Work to do | Return every line of the material exactly.

Material for this task |

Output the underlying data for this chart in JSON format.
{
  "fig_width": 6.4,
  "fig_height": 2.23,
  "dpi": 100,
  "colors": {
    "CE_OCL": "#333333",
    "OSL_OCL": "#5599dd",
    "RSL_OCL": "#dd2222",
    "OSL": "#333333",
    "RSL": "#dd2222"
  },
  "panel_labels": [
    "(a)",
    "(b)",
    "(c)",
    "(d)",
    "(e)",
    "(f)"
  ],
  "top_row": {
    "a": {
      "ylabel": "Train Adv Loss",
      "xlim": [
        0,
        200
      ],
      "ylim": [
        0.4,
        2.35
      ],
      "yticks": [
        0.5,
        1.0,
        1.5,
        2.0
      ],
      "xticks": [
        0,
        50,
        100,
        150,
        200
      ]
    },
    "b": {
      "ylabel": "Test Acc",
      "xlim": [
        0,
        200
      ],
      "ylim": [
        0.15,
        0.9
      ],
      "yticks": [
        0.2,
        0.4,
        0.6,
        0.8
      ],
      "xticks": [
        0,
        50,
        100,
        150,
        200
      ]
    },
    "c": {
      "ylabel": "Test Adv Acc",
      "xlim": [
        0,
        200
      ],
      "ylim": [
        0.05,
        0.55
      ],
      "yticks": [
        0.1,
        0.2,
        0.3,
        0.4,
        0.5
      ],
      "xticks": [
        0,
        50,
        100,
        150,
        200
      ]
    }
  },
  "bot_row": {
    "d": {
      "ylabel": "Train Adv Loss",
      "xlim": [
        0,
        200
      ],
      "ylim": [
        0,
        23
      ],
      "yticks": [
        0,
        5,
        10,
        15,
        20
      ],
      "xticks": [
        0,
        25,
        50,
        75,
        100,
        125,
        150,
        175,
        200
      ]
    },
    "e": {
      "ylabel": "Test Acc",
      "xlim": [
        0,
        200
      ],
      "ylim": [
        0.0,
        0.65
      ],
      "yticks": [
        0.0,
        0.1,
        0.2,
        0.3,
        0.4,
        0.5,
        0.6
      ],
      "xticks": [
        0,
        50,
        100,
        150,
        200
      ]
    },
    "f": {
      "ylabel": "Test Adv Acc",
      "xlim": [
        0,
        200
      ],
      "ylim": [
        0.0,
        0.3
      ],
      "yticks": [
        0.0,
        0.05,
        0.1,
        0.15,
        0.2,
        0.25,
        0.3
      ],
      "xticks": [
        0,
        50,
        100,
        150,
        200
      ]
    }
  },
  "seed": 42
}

Answer to the problem |
Output the underlying data for this chart in JSON format.
{
  "fig_width": 6.4,
  "fig_height": 2.23,
  "dpi": 100,
  "colors": {
    "CE_OCL": "#333333",
    "OSL_OCL": "#5599dd",
    "RSL_OCL": "#dd2222",
    "OSL": "#333333",
    "RSL": "#dd2222"
  },
  "panel_labels": [
    "(a)",
    "(b)",
    "(c)",
    "(d)",
    "(e)",
    "(f)"
  ],
  "top_row": {
    "a": {
      "ylabel": "Train Adv Loss",
      "xlim": [
        0,
        200
      ],
      "ylim": [
        0.4,
        2.35
      ],
      "yticks": [
        0.5,
        1.0,
        1.5,
        2.0
      ],
      "xticks": [
        0,
        50,
        100,
        150,
        200
      ]
    },
    "b": {
      "ylabel": "Test Acc",
      "xlim": [
        0,
        200
      ],
      "ylim": [
        0.15,
        0.9
      ],
      "yticks": [
        0.2,
        0.4,
        0.6,
        0.8
      ],
      "xticks": [
        0,
        50,
        100,
        150,
        200
      ]
    },
    "c": {
      "ylabel": "Test Adv Acc",
      "xlim": [
        0,
        200
      ],
      "ylim": [
        0.05,
        0.55
      ],
      "yticks": [
        0.1,
        0.2,
        0.3,
        0.4,
        0.5
      ],
      "xticks": [
        0,
        50,
        100,
        150,
        200
      ]
    }
  },
  "bot_row": {
    "d": {
      "ylabel": "Train Adv Loss",
      "xlim": [
        0,
        200
      ],
      "ylim": [
        0,
        23
      ],
      "yticks": [
        0,
        5,
        10,
        15,
        20
      ],
      "xticks": [
        0,
        25,
        50,
        75,
        100,
        125,
        150,
        175,
        200
      ]
    },
    "e": {
      "ylabel": "Test Acc",
      "xlim": [
        0,
        200
      ],
      "ylim": [
        0.0,
        0.65
      ],
      "yticks": [
        0.0,
        0.1,
        0.2,
        0.3,
        0.4,
        0.5,
        0.6
      ],
      "xticks": [
        0,
        50,
        100,
        150,
        200
      ]
    },
    "f": {
      "ylabel": "Test Adv Acc",
      "xlim": [
        0,
        200
      ],
      "ylim": [
        0.0,
        0.3
      ],
      "yticks": [
        0.0,
        0.05,
        0.1,
        0.15,
        0.2,
        0.25,
        0.3
      ],
      "xticks": [
        0,
        50,
        100,
        150,
        200
      ]
    }
  },
  "seed": 42
}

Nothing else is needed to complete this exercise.